### Requirement
Reproduce the entries exactly.

**** Task material

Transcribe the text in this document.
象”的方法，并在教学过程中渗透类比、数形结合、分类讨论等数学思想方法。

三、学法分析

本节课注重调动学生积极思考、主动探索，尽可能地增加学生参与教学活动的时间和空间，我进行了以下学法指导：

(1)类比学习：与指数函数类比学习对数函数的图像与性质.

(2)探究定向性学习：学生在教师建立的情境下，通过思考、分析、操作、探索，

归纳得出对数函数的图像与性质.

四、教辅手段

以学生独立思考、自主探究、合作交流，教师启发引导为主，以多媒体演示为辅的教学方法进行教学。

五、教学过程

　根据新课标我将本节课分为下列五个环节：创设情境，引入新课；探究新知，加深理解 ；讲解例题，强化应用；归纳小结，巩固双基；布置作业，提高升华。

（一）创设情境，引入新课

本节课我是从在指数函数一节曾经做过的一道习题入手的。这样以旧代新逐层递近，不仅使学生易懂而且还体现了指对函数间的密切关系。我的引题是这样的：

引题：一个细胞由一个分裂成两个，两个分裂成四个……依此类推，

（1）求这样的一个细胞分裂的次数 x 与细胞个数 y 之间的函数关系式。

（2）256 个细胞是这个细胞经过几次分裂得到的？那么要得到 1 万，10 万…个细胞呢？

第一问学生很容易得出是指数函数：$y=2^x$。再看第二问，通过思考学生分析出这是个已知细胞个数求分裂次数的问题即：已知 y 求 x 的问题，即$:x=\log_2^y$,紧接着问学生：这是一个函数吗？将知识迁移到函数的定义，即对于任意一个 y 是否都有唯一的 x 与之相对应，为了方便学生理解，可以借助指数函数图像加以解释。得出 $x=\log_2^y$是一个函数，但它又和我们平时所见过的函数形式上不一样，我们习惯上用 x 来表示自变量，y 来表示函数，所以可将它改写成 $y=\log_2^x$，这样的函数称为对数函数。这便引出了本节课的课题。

********

### Response to the task
Transcribe the text in this document.
象”的方法，并在教学过程中渗透类比、数形结合、分类讨论等数学思想方法。

三、学法分析

本节课注重调动学生积极思考、主动探索，尽可能地增加学生参与教学活动的时间和空间，我进行了以下学法指导：

(1)类比学习：与指数函数类比学习对数函数的图像与性质.

(2)探究定向性学习：学生在教师建立的情境下，通过思考、分析、操作、探索，

归纳得出对数函数的图像与性质.

四、教辅手段

以学生独立思考、自主探究、合作交流，教师启发引导为主，以多媒体演示为辅的教学方法进行教学。

五、教学过程

　根据新课标我将本节课分为下列五个环节：创设情境，引入新课；探究新知，加深理解 ；讲解例题，强化应用；归纳小结，巩固双基；布置作业，提高升华。

（一）创设情境，引入新课

本节课我是从在指数函数一节曾经做过的一道习题入手的。这样以旧代新逐层递近，不仅使学生易懂而且还体现了指对函数间的密切关系。我的引题是这样的：

引题：一个细胞由一个分裂成两个，两个分裂成四个……依此类推，

（1）求这样的一个细胞分裂的次数 x 与细胞个数 y 之间的函数关系式。

（2）256 个细胞是这个细胞经过几次分裂得到的？那么要得到 1 万，10 万…个细胞呢？

第一问学生很容易得出是指数函数：$y=2^x$。再看第二问，通过思考学生分析出这是个已知细胞个数求分裂次数的问题即：已知 y 求 x 的问题，即$:x=\log_2^y$,紧接着问学生：这是一个函数吗？将知识迁移到函数的定义，即对于任意一个 y 是否都有唯一的 x 与之相对应，为了方便学生理解，可以借助指数函数图像加以解释。得出 $x=\log_2^y$是一个函数，但它又和我们平时所见过的函数形式上不一样，我们习惯上用 x 来表示自变量，y 来表示函数，所以可将它改写成 $y=\log_2^x$，这样的函数称为对数函数。这便引出了本节课的课题。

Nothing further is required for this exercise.